* WHAT THIS TASK INVOLVES
Would you repeat the listing exactly but omit every picture?

━━━ RECORDS PROVIDED ━━━

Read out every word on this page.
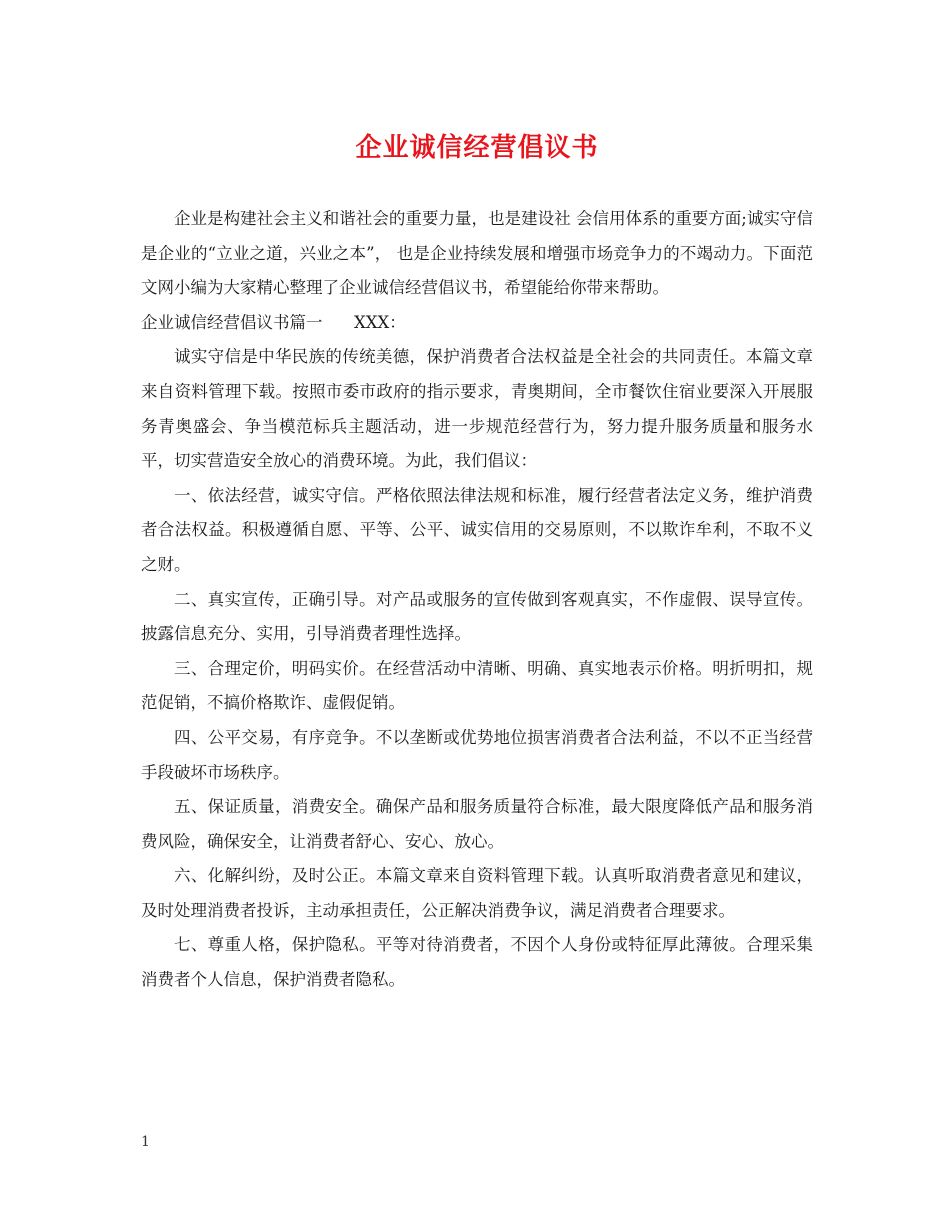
企业诚信经营倡议书

企业是构建社会主义和谐社会的重要力量，也是建设社 会信用体系的重要方面;诚实守信是企业的“立业之道，兴业之本”， 也是企业持续发展和增强市场竞争力的不竭动力。下面范文网小编为大家精心整理了企业诚信经营倡议书，希望能给你带来帮助。

企业诚信经营倡议书篇一      XXX：

诚实守信是中华民族的传统美德，保护消费者合法权益是全社会的共同责任。本篇文章来自资料管理下载。按照市委市政府的指示要求，青奥期间，全市餐饮住宿业要深入开展服务青奥盛会、争当模范标兵主题活动，进一步规范经营行为，努力提升服务质量和服务水平，切实营造安全放心的消费环境。为此，我们倡议：

一、依法经营，诚实守信。严格依照法律法规和标准，履行经营者法定义务，维护消费者合法权益。积极遵循自愿、平等、公平、诚实信用的交易原则，不以欺诈牟利，不取不义之财。

二、真实宣传，正确引导。对产品或服务的宣传做到客观真实，不作虚假、误导宣传。披露信息充分、实用，引导消费者理性选择。

三、合理定价，明码实价。在经营活动中清晰、明确、真实地表示价格。明折明扣，规范促销，不搞价格欺诈、虚假促销。

四、公平交易，有序竞争。不以垄断或优势地位损害消费者合法利益，不以不正当经营手段破坏市场秩序。

五、保证质量，消费安全。确保产品和服务质量符合标准，最大限度降低产品和服务消费风险，确保安全，让消费者舒心、安心、放心。

六、化解纠纷，及时公正。本篇文章来自资料管理下载。认真听取消费者意见和建议，及时处理消费者投诉，主动承担责任，公正解决消费争议，满足消费者合理要求。

七、尊重人格，保护隐私。平等对待消费者，不因个人身份或特征厚此薄彼。合理采集消费者个人信息，保护消费者隐私。

1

━━━

* ANSWER
Read out every word on this page.
企业诚信经营倡议书

企业是构建社会主义和谐社会的重要力量，也是建设社 会信用体系的重要方面;诚实守信是企业的“立业之道，兴业之本”， 也是企业持续发展和增强市场竞争力的不竭动力。下面范文网小编为大家精心整理了企业诚信经营倡议书，希望能给你带来帮助。

企业诚信经营倡议书篇一      XXX：

诚实守信是中华民族的传统美德，保护消费者合法权益是全社会的共同责任。本篇文章来自资料管理下载。按照市委市政府的指示要求，青奥期间，全市餐饮住宿业要深入开展服务青奥盛会、争当模范标兵主题活动，进一步规范经营行为，努力提升服务质量和服务水平，切实营造安全放心的消费环境。为此，我们倡议：

一、依法经营，诚实守信。严格依照法律法规和标准，履行经营者法定义务，维护消费者合法权益。积极遵循自愿、平等、公平、诚实信用的交易原则，不以欺诈牟利，不取不义之财。

二、真实宣传，正确引导。对产品或服务的宣传做到客观真实，不作虚假、误导宣传。披露信息充分、实用，引导消费者理性选择。

三、合理定价，明码实价。在经营活动中清晰、明确、真实地表示价格。明折明扣，规范促销，不搞价格欺诈、虚假促销。

四、公平交易，有序竞争。不以垄断或优势地位损害消费者合法利益，不以不正当经营手段破坏市场秩序。

五、保证质量，消费安全。确保产品和服务质量符合标准，最大限度降低产品和服务消费风险，确保安全，让消费者舒心、安心、放心。

六、化解纠纷，及时公正。本篇文章来自资料管理下载。认真听取消费者意见和建议，及时处理消费者投诉，主动承担责任，公正解决消费争议，满足消费者合理要求。

七、尊重人格，保护隐私。平等对待消费者，不因个人身份或特征厚此薄彼。合理采集消费者个人信息，保护消费者隐私。

1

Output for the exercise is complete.